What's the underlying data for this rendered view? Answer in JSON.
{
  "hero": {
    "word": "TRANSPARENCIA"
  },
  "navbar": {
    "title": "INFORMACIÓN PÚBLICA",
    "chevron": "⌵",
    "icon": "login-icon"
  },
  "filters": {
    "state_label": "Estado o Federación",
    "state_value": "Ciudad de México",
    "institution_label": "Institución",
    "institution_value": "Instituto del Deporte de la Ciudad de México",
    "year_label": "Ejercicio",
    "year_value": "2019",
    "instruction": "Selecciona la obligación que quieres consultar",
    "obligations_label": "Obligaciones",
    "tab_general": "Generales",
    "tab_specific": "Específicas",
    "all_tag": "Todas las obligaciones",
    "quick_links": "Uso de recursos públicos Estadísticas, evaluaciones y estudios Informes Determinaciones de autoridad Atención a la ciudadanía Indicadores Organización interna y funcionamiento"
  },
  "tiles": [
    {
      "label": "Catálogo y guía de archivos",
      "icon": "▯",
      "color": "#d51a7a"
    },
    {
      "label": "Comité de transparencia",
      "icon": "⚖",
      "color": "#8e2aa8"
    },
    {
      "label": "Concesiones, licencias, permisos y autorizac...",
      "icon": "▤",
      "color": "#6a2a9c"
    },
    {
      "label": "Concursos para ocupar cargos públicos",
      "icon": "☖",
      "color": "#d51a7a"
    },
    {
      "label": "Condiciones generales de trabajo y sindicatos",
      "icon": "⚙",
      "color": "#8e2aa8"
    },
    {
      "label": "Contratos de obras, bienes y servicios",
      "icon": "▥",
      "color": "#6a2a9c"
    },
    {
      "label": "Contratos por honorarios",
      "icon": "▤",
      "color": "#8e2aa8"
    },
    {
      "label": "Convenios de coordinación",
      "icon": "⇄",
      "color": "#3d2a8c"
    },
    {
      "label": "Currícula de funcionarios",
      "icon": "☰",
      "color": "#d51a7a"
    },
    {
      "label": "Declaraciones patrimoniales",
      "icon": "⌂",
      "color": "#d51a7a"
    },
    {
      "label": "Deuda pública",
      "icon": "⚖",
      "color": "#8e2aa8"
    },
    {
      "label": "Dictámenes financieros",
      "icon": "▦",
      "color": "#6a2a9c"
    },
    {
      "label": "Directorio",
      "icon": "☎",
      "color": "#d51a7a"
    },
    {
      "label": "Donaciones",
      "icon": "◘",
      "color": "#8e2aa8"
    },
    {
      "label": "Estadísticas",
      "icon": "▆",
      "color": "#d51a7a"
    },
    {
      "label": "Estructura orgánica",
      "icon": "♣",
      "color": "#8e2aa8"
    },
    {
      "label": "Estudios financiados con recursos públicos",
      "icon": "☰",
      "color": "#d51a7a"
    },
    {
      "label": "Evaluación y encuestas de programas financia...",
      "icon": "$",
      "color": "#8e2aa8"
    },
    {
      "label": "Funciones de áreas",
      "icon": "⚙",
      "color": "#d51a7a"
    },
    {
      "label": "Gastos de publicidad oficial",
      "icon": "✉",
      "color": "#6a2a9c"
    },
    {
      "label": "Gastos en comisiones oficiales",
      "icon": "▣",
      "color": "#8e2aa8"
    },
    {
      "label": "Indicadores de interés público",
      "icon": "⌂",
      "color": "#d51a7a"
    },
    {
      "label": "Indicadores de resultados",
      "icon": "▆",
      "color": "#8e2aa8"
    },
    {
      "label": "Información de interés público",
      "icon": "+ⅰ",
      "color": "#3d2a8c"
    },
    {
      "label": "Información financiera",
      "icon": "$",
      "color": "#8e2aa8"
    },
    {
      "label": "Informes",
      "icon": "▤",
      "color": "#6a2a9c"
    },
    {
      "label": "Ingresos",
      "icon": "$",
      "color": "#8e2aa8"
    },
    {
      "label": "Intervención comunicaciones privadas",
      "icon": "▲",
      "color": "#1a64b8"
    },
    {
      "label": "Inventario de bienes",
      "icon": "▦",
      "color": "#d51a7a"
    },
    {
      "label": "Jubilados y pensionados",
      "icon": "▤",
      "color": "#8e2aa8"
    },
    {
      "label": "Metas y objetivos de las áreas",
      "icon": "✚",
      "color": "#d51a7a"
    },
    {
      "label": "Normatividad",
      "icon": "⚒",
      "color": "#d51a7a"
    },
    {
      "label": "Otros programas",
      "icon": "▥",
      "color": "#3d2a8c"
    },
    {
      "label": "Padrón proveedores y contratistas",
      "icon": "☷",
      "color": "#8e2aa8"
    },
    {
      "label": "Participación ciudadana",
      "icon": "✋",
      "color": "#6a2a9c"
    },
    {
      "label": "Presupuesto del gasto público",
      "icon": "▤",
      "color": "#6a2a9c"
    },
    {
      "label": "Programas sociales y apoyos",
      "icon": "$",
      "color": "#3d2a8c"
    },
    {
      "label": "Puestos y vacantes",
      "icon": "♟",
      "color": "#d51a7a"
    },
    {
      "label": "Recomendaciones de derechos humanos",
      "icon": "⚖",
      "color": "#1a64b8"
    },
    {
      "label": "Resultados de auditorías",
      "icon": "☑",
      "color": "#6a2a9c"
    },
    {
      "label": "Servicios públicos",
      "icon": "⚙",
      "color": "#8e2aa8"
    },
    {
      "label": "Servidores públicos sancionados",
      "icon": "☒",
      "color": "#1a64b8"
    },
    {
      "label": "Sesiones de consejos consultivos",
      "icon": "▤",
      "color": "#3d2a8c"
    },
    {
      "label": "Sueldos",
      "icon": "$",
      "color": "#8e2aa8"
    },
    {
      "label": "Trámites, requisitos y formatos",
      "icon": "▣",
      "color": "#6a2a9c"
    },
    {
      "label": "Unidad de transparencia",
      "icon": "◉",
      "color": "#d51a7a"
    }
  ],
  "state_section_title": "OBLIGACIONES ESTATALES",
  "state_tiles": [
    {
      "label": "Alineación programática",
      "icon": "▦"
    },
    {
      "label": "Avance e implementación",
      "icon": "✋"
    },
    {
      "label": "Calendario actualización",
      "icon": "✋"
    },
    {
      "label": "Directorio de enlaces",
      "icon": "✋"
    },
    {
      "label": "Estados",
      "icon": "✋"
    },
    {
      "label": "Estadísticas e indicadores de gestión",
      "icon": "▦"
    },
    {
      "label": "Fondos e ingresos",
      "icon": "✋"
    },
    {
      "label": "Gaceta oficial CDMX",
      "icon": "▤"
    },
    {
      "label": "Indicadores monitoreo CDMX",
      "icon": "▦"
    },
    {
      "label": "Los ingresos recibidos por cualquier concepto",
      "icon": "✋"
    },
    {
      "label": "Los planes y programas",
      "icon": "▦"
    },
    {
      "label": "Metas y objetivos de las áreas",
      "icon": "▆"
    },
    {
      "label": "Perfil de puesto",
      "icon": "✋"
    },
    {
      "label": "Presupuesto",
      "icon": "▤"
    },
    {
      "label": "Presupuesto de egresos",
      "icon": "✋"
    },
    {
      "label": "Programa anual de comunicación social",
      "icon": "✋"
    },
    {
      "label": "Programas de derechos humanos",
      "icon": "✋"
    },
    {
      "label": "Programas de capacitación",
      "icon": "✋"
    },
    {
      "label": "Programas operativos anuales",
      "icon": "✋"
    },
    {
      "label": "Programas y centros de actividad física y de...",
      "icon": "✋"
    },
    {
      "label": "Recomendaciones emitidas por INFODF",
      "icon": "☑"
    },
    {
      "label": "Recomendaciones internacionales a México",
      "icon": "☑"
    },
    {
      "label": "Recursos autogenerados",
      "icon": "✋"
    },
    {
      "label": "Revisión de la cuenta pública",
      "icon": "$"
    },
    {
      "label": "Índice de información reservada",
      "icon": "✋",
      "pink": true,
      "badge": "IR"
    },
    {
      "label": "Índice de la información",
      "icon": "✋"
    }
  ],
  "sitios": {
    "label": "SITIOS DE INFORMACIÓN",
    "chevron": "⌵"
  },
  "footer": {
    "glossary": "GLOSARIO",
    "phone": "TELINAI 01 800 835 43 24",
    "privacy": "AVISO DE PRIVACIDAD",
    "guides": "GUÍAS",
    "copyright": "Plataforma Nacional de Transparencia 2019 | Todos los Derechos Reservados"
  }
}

## TASK DESCRIPTION
Where a line in the material contains "Estadísticas", copy that line.

## RESPONSE
    "quick_links": "Uso de recursos públicos Estadísticas, evaluaciones y estudios Informes Determinaciones de autoridad Atención a la ciudadanía Indicadores Organización interna y funcionamiento"
      "label": "Estadísticas",
      "label": "Estadísticas e indicadores de gestión",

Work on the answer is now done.